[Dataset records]
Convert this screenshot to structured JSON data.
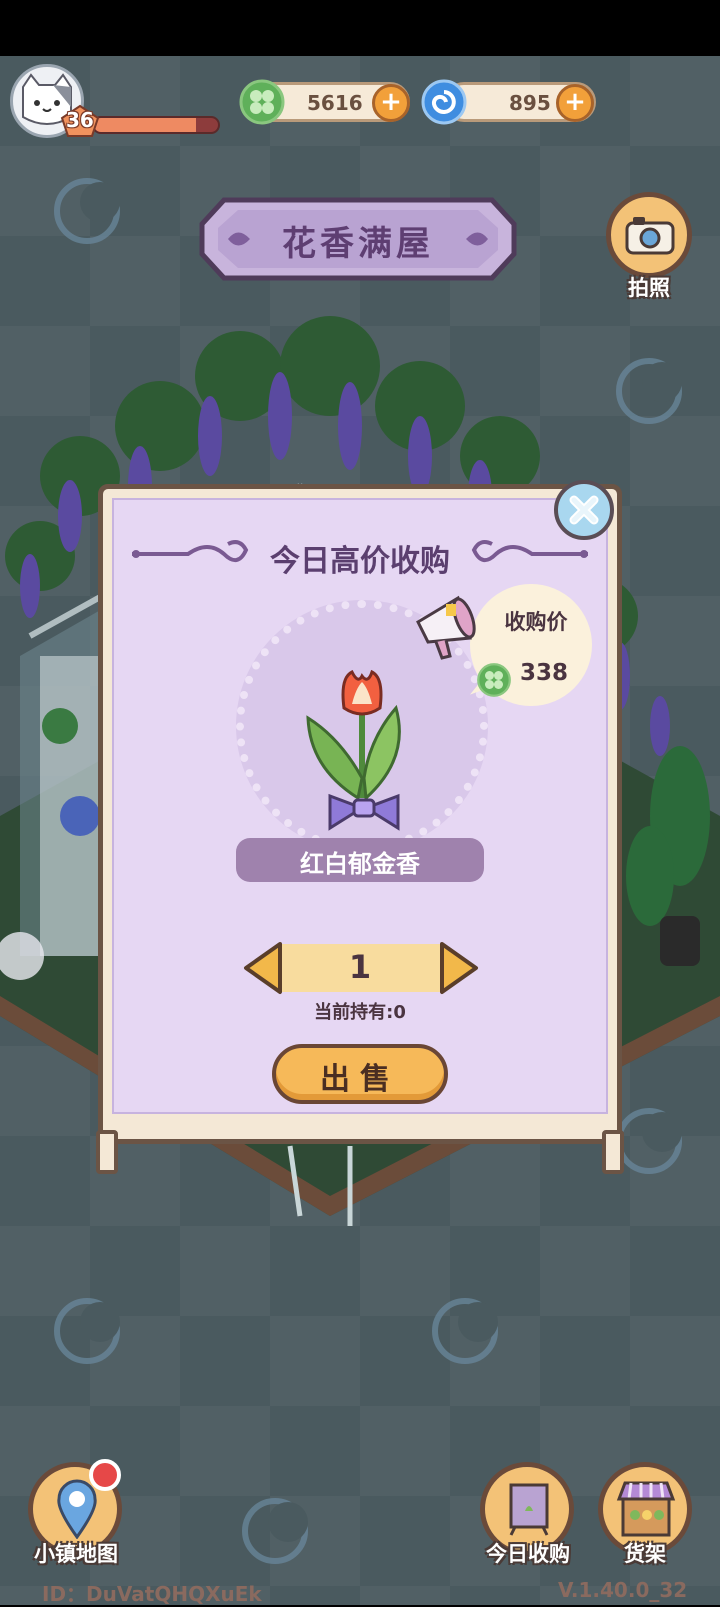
{
  "header": {
    "level": "36",
    "level_progress": 0.82,
    "clover_amount": "5616",
    "gem_amount": "895"
  },
  "shop_title": "花香满屋",
  "side_buttons": {
    "photo_label": "拍照",
    "town_map_label": "小镇地图",
    "today_buy_label": "今日收购",
    "shelf_label": "货架"
  },
  "dialog": {
    "title": "今日高价收购",
    "price_label": "收购价",
    "price_value": "338",
    "item_name": "红白郁金香",
    "quantity": "1",
    "held_text": "当前持有:0",
    "sell_label": "出售"
  },
  "footer": {
    "id_text": "ID：DuVatQHQXuEk",
    "version_text": "V.1.40.0_32"
  },
  "colors": {
    "background": "#4a5a5f",
    "panel": "#e6d7f3",
    "accent_orange": "#f6b959",
    "clover_green": "#5fb05a"
  }
}
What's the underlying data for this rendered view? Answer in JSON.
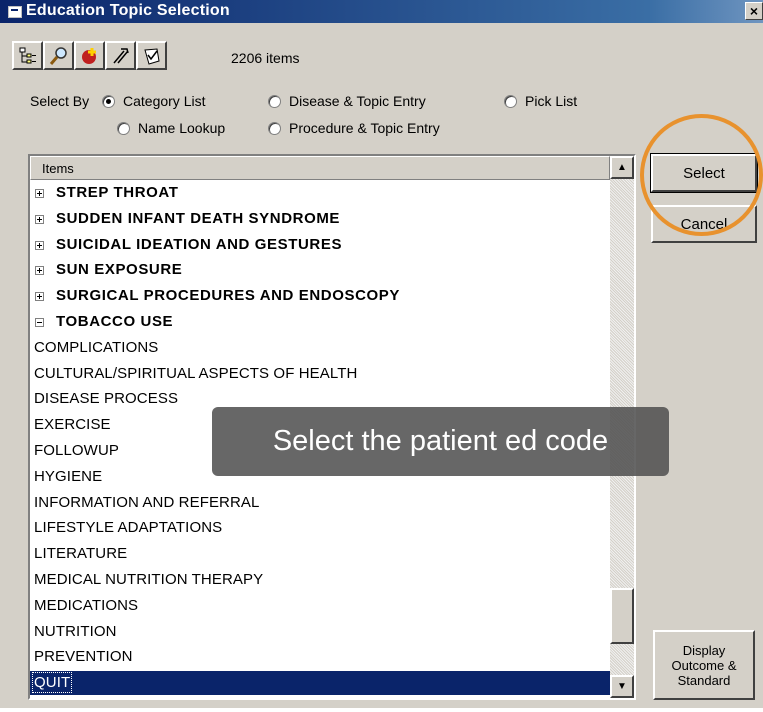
{
  "window": {
    "title": "Education Topic Selection",
    "close_label": "×"
  },
  "toolbar": {
    "buttons": [
      "tree-view-icon",
      "search-icon",
      "add-icon",
      "tools-icon",
      "checklist-icon"
    ],
    "item_count": "2206 items"
  },
  "select_by": {
    "label": "Select By",
    "options": [
      {
        "label": "Category List",
        "selected": true
      },
      {
        "label": "Disease & Topic Entry",
        "selected": false
      },
      {
        "label": "Pick List",
        "selected": false
      },
      {
        "label": "Name Lookup",
        "selected": false
      },
      {
        "label": "Procedure & Topic Entry",
        "selected": false
      }
    ]
  },
  "list": {
    "header": "Items",
    "rows": [
      {
        "label": "STREP THROAT",
        "type": "category",
        "expanded": false
      },
      {
        "label": "SUDDEN INFANT DEATH SYNDROME",
        "type": "category",
        "expanded": false
      },
      {
        "label": "SUICIDAL IDEATION AND GESTURES",
        "type": "category",
        "expanded": false
      },
      {
        "label": "SUN EXPOSURE",
        "type": "category",
        "expanded": false
      },
      {
        "label": "SURGICAL PROCEDURES AND ENDOSCOPY",
        "type": "category",
        "expanded": false
      },
      {
        "label": "TOBACCO USE",
        "type": "category",
        "expanded": true
      },
      {
        "label": "COMPLICATIONS",
        "type": "topic"
      },
      {
        "label": "CULTURAL/SPIRITUAL ASPECTS OF HEALTH",
        "type": "topic"
      },
      {
        "label": "DISEASE PROCESS",
        "type": "topic"
      },
      {
        "label": "EXERCISE",
        "type": "topic"
      },
      {
        "label": "FOLLOWUP",
        "type": "topic"
      },
      {
        "label": "HYGIENE",
        "type": "topic"
      },
      {
        "label": "INFORMATION AND REFERRAL",
        "type": "topic"
      },
      {
        "label": "LIFESTYLE ADAPTATIONS",
        "type": "topic"
      },
      {
        "label": "LITERATURE",
        "type": "topic"
      },
      {
        "label": "MEDICAL NUTRITION THERAPY",
        "type": "topic"
      },
      {
        "label": "MEDICATIONS",
        "type": "topic"
      },
      {
        "label": "NUTRITION",
        "type": "topic"
      },
      {
        "label": "PREVENTION",
        "type": "topic"
      },
      {
        "label": "QUIT",
        "type": "topic",
        "selected": true
      }
    ],
    "scroll_position": 0.93
  },
  "buttons": {
    "select": "Select",
    "cancel": "Cancel",
    "display_outcome": "Display Outcome & Standard"
  },
  "callout": {
    "text": "Select the patient ed code"
  },
  "colors": {
    "highlight_ring": "#e8922e",
    "selection": "#0a246a",
    "title_bar": "#0a246a"
  }
}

EXERCISE DETAILS:
How many lines of the listing include the string "view"? Answer with the number alone.

RESULT OF THIS TASK:
2